* [TASK INSTRUCTIONS]: Copy the records below exactly as they are written.

* [SOURCE MATERIAL]:
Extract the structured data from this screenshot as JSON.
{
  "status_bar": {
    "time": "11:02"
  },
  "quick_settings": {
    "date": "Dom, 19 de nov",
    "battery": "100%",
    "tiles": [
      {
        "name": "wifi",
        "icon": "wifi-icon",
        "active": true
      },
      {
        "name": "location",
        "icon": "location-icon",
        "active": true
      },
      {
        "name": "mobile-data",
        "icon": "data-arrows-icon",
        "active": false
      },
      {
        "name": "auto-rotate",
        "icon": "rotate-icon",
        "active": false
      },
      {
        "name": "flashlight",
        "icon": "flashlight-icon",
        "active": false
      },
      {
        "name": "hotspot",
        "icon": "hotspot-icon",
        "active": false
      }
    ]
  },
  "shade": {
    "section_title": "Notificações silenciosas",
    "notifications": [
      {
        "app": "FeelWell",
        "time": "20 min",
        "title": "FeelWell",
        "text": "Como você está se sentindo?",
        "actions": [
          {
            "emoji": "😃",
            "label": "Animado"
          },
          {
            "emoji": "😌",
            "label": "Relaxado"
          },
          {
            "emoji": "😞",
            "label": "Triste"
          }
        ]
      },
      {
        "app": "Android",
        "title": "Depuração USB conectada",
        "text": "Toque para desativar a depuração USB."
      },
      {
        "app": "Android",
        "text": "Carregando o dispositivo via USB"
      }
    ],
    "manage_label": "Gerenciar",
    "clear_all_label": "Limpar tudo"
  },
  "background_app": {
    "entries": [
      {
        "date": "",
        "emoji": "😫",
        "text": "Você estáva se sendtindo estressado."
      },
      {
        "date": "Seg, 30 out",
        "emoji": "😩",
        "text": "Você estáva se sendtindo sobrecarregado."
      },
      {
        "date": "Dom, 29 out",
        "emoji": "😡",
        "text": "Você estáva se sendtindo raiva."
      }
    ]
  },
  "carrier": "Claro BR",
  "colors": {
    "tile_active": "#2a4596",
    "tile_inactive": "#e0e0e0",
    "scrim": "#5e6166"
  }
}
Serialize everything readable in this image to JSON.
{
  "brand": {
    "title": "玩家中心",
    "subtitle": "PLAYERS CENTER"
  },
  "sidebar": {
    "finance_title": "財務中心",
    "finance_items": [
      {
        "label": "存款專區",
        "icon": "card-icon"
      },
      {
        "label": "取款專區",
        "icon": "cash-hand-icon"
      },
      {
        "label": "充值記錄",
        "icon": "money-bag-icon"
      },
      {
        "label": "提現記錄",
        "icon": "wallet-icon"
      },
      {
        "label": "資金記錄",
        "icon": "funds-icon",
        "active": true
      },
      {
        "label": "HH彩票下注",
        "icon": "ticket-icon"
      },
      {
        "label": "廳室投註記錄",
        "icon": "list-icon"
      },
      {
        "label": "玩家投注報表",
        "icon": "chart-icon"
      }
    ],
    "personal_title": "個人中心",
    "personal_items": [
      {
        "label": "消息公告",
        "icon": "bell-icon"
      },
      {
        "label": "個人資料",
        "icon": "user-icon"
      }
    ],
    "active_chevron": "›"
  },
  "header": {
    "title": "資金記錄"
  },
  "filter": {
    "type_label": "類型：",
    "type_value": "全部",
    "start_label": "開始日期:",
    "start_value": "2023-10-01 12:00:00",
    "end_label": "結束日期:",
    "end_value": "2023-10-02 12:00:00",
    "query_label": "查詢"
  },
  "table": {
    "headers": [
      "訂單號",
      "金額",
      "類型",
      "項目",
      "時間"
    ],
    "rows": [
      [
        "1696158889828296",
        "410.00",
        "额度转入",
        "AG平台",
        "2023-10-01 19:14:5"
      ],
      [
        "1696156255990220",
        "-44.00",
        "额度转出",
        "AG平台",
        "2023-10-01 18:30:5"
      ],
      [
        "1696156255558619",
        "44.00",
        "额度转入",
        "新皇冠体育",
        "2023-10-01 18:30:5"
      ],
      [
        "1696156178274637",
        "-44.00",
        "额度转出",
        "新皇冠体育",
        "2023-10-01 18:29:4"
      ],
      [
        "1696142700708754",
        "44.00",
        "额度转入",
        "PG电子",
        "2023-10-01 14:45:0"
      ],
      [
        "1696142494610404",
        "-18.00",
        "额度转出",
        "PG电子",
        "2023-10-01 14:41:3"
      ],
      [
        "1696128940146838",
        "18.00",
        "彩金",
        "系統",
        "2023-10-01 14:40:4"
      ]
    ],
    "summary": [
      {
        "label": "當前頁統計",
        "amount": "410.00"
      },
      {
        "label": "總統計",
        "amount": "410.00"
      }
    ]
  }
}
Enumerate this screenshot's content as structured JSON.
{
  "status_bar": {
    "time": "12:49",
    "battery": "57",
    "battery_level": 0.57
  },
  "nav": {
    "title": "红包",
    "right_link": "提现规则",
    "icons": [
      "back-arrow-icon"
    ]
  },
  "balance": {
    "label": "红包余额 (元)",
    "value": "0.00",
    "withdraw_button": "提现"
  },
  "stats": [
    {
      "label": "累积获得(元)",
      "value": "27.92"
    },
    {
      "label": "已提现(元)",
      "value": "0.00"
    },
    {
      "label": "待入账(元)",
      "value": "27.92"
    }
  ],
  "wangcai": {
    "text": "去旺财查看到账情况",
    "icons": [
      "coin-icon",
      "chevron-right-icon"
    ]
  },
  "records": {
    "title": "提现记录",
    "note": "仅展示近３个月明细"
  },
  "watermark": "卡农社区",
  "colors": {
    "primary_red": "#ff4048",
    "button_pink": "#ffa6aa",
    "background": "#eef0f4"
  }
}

* [WRITTEN SOLUTION]:
Extract the structured data from this screenshot as JSON.
{
  "status_bar": {
    "time": "11:02"
  },
  "quick_settings": {
    "date": "Dom, 19 de nov",
    "battery": "100%",
    "tiles": [
      {
        "name": "wifi",
        "icon": "wifi-icon",
        "active": true
      },
      {
        "name": "location",
        "icon": "location-icon",
        "active": true
      },
      {
        "name": "mobile-data",
        "icon": "data-arrows-icon",
        "active": false
      },
      {
        "name": "auto-rotate",
        "icon": "rotate-icon",
        "active": false
      },
      {
        "name": "flashlight",
        "icon": "flashlight-icon",
        "active": false
      },
      {
        "name": "hotspot",
        "icon": "hotspot-icon",
        "active": false
      }
    ]
  },
  "shade": {
    "section_title": "Notificações silenciosas",
    "notifications": [
      {
        "app": "FeelWell",
        "time": "20 min",
        "title": "FeelWell",
        "text": "Como você está se sentindo?",
        "actions": [
          {
            "emoji": "😃",
            "label": "Animado"
          },
          {
            "emoji": "😌",
            "label": "Relaxado"
          },
          {
            "emoji": "😞",
            "label": "Triste"
          }
        ]
      },
      {
        "app": "Android",
        "title": "Depuração USB conectada",
        "text": "Toque para desativar a depuração USB."
      },
      {
        "app": "Android",
        "text": "Carregando o dispositivo via USB"
      }
    ],
    "manage_label": "Gerenciar",
    "clear_all_label": "Limpar tudo"
  },
  "background_app": {
    "entries": [
      {
        "date": "",
        "emoji": "😫",
        "text": "Você estáva se sendtindo estressado."
      },
      {
        "date": "Seg, 30 out",
        "emoji": "😩",
        "text": "Você estáva se sendtindo sobrecarregado."
      },
      {
        "date": "Dom, 29 out",
        "emoji": "😡",
        "text": "Você estáva se sendtindo raiva."
      }
    ]
  },
  "carrier": "Claro BR",
  "colors": {
    "tile_active": "#2a4596",
    "tile_inactive": "#e0e0e0",
    "scrim": "#5e6166"
  }
}
Serialize everything readable in this image to JSON.
{
  "brand": {
    "title": "玩家中心",
    "subtitle": "PLAYERS CENTER"
  },
  "sidebar": {
    "finance_title": "財務中心",
    "finance_items": [
      {
        "label": "存款專區",
        "icon": "card-icon"
      },
      {
        "label": "取款專區",
        "icon": "cash-hand-icon"
      },
      {
        "label": "充值記錄",
        "icon": "money-bag-icon"
      },
      {
        "label": "提現記錄",
        "icon": "wallet-icon"
      },
      {
        "label": "資金記錄",
        "icon": "funds-icon",
        "active": true
      },
      {
        "label": "HH彩票下注",
        "icon": "ticket-icon"
      },
      {
        "label": "廳室投註記錄",
        "icon": "list-icon"
      },
      {
        "label": "玩家投注報表",
        "icon": "chart-icon"
      }
    ],
    "personal_title": "個人中心",
    "personal_items": [
      {
        "label": "消息公告",
        "icon": "bell-icon"
      },
      {
        "label": "個人資料",
        "icon": "user-icon"
      }
    ],
    "active_chevron": "›"
  },
  "header": {
    "title": "資金記錄"
  },
  "filter": {
    "type_label": "類型：",
    "type_value": "全部",
    "start_label": "開始日期:",
    "start_value": "2023-10-01 12:00:00",
    "end_label": "結束日期:",
    "end_value": "2023-10-02 12:00:00",
    "query_label": "查詢"
  },
  "table": {
    "headers": [
      "訂單號",
      "金額",
      "類型",
      "項目",
      "時間"
    ],
    "rows": [
      [
        "1696158889828296",
        "410.00",
        "额度转入",
        "AG平台",
        "2023-10-01 19:14:5"
      ],
      [
        "1696156255990220",
        "-44.00",
        "额度转出",
        "AG平台",
        "2023-10-01 18:30:5"
      ],
      [
        "1696156255558619",
        "44.00",
        "额度转入",
        "新皇冠体育",
        "2023-10-01 18:30:5"
      ],
      [
        "1696156178274637",
        "-44.00",
        "额度转出",
        "新皇冠体育",
        "2023-10-01 18:29:4"
      ],
      [
        "1696142700708754",
        "44.00",
        "额度转入",
        "PG电子",
        "2023-10-01 14:45:0"
      ],
      [
        "1696142494610404",
        "-18.00",
        "额度转出",
        "PG电子",
        "2023-10-01 14:41:3"
      ],
      [
        "1696128940146838",
        "18.00",
        "彩金",
        "系統",
        "2023-10-01 14:40:4"
      ]
    ],
    "summary": [
      {
        "label": "當前頁統計",
        "amount": "410.00"
      },
      {
        "label": "總統計",
        "amount": "410.00"
      }
    ]
  }
}
Enumerate this screenshot's content as structured JSON.
{
  "status_bar": {
    "time": "12:49",
    "battery": "57",
    "battery_level": 0.57
  },
  "nav": {
    "title": "红包",
    "right_link": "提现规则",
    "icons": [
      "back-arrow-icon"
    ]
  },
  "balance": {
    "label": "红包余额 (元)",
    "value": "0.00",
    "withdraw_button": "提现"
  },
  "stats": [
    {
      "label": "累积获得(元)",
      "value": "27.92"
    },
    {
      "label": "已提现(元)",
      "value": "0.00"
    },
    {
      "label": "待入账(元)",
      "value": "27.92"
    }
  ],
  "wangcai": {
    "text": "去旺财查看到账情况",
    "icons": [
      "coin-icon",
      "chevron-right-icon"
    ]
  },
  "records": {
    "title": "提现记录",
    "note": "仅展示近３个月明细"
  },
  "watermark": "卡农社区",
  "colors": {
    "primary_red": "#ff4048",
    "button_pink": "#ffa6aa",
    "background": "#eef0f4"
  }
}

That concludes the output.